The task: Copy each line that holds "писателя".

:::::

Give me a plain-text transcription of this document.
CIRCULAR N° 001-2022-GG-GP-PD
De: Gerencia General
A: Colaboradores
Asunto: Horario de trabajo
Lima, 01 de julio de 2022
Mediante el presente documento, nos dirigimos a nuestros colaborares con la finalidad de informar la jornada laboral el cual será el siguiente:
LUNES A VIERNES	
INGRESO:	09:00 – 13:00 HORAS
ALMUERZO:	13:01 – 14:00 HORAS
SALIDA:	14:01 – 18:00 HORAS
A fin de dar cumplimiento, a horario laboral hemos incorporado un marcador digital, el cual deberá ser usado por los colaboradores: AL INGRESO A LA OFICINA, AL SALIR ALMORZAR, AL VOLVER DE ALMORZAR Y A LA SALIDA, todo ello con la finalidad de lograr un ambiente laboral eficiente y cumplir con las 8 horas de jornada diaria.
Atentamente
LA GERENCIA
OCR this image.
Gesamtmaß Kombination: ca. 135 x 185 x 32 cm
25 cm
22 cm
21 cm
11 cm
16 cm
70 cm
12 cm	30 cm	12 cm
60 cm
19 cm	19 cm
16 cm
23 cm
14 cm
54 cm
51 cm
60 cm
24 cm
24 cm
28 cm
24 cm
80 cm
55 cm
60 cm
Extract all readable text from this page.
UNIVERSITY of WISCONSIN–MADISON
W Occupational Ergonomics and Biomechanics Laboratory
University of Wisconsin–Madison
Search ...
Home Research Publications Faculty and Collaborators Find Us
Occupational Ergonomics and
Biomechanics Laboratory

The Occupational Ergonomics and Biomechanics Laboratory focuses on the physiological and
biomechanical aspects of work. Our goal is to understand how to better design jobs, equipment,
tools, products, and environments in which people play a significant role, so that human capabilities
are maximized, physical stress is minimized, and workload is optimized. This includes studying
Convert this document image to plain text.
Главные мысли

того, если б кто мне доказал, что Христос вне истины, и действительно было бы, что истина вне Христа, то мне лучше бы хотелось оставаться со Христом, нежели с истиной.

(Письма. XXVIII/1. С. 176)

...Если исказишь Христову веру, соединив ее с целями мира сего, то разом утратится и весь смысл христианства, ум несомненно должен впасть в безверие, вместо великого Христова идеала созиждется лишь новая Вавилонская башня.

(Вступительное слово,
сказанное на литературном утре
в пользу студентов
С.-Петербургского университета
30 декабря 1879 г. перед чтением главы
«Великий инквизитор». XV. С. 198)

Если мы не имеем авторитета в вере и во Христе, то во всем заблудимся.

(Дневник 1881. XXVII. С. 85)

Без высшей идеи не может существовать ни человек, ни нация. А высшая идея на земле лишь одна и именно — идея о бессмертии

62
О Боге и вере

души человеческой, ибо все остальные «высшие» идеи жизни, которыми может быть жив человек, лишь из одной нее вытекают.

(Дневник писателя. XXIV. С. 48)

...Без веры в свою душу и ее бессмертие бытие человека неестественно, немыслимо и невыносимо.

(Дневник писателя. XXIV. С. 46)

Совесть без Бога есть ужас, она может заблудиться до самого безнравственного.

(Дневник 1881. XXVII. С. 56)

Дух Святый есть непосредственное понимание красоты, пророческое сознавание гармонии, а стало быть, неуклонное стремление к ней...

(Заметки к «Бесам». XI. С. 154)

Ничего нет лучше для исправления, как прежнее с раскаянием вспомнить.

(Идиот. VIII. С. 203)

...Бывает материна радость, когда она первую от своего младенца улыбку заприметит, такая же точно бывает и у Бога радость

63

:::::

Exercise output:
(Дневник писателя. XXIV. С. 48)
(Дневник писателя. XXIV. С. 46)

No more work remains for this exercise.